Aim of the exercise:
Gather all lines in the entries below that include the word "周口店遗址博物馆".

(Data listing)
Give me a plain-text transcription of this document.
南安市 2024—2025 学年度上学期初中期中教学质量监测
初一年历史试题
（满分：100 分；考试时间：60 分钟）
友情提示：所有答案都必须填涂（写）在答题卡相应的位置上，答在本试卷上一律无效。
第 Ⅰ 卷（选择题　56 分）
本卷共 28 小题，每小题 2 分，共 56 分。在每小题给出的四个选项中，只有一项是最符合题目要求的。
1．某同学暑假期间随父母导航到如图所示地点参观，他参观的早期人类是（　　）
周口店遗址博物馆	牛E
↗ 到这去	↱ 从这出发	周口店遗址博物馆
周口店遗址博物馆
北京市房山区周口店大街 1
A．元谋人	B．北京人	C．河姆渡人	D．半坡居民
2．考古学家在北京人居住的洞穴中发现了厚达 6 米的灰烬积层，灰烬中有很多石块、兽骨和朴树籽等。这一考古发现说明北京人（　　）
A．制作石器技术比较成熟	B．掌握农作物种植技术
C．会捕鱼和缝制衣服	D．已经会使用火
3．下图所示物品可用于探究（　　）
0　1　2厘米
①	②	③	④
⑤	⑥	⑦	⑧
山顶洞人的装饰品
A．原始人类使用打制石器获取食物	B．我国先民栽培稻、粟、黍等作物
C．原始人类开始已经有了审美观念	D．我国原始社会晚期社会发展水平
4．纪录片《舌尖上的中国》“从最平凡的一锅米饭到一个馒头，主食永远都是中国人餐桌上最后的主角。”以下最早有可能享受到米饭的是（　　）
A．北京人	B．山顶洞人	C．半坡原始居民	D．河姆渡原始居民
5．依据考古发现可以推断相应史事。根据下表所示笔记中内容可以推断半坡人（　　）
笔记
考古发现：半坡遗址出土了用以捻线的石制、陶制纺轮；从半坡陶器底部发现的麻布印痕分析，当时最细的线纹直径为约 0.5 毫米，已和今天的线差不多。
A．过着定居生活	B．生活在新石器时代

Output:
周口店遗址博物馆	牛E
↗ 到这去	↱ 从这出发	周口店遗址博物馆
周口店遗址博物馆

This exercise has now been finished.